● Excerpts from a figure dataset:
***

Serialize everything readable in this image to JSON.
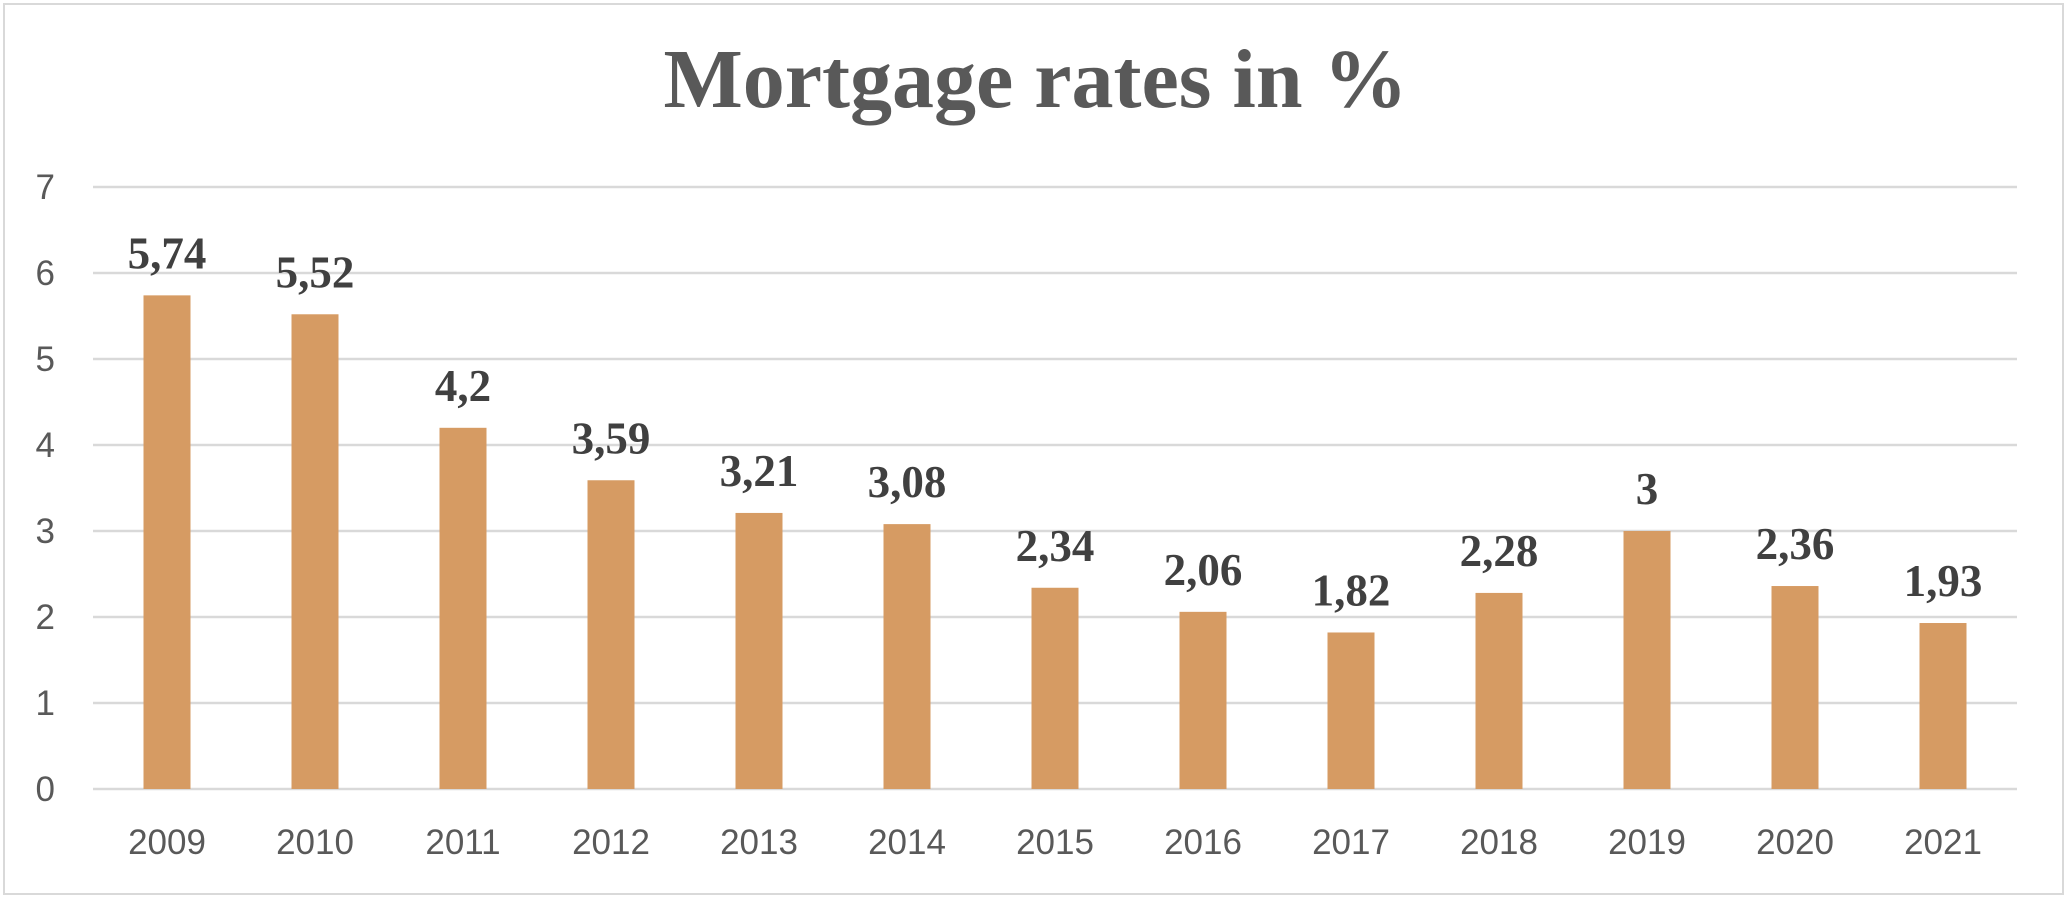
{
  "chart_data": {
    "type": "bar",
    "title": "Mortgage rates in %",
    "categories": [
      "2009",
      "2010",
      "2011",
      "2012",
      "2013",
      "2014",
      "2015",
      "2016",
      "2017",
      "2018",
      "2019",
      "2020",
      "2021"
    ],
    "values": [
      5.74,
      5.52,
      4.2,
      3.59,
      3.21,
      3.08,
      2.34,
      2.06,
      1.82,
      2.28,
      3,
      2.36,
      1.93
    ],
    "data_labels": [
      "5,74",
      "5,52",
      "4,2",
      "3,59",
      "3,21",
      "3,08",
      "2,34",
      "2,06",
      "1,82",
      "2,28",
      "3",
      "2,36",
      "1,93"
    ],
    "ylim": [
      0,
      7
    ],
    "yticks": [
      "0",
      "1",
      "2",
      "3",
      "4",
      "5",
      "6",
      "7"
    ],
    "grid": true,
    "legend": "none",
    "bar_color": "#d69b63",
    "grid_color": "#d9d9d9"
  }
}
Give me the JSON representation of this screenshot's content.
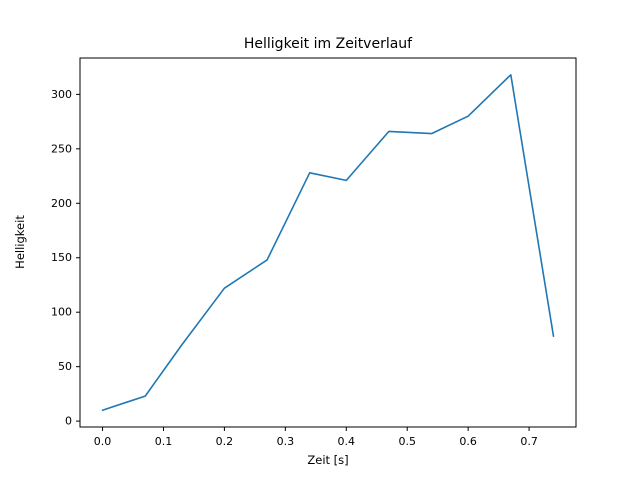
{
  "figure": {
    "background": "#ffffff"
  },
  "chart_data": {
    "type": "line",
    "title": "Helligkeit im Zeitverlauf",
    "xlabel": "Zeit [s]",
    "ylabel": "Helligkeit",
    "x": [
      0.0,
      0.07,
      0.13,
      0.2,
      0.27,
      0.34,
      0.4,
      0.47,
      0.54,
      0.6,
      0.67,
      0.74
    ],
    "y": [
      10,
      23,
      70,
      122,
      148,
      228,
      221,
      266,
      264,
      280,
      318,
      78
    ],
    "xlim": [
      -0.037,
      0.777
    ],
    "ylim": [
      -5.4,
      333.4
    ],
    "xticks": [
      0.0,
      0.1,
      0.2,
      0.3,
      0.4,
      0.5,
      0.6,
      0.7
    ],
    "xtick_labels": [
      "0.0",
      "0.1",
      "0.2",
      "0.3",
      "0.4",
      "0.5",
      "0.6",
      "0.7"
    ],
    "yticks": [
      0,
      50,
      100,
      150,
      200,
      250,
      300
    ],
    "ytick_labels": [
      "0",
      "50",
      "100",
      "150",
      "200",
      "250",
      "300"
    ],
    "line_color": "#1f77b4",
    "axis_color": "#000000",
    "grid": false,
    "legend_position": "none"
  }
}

***

● Written exercise:
Please write out the material from the line containing "Give me the" to its final line, both inclusive, exactly as it appears; pictures are not part of the copy.

● Task output:
Give me the JSON representation of this screenshot's content.
{
  "figure": {
    "background": "#ffffff"
  },
  "chart_data": {
    "type": "line",
    "title": "Helligkeit im Zeitverlauf",
    "xlabel": "Zeit [s]",
    "ylabel": "Helligkeit",
    "x": [
      0.0,
      0.07,
      0.13,
      0.2,
      0.27,
      0.34,
      0.4,
      0.47,
      0.54,
      0.6,
      0.67,
      0.74
    ],
    "y": [
      10,
      23,
      70,
      122,
      148,
      228,
      221,
      266,
      264,
      280,
      318,
      78
    ],
    "xlim": [
      -0.037,
      0.777
    ],
    "ylim": [
      -5.4,
      333.4
    ],
    "xticks": [
      0.0,
      0.1,
      0.2,
      0.3,
      0.4,
      0.5,
      0.6,
      0.7
    ],
    "xtick_labels": [
      "0.0",
      "0.1",
      "0.2",
      "0.3",
      "0.4",
      "0.5",
      "0.6",
      "0.7"
    ],
    "yticks": [
      0,
      50,
      100,
      150,
      200,
      250,
      300
    ],
    "ytick_labels": [
      "0",
      "50",
      "100",
      "150",
      "200",
      "250",
      "300"
    ],
    "line_color": "#1f77b4",
    "axis_color": "#000000",
    "grid": false,
    "legend_position": "none"
  }
}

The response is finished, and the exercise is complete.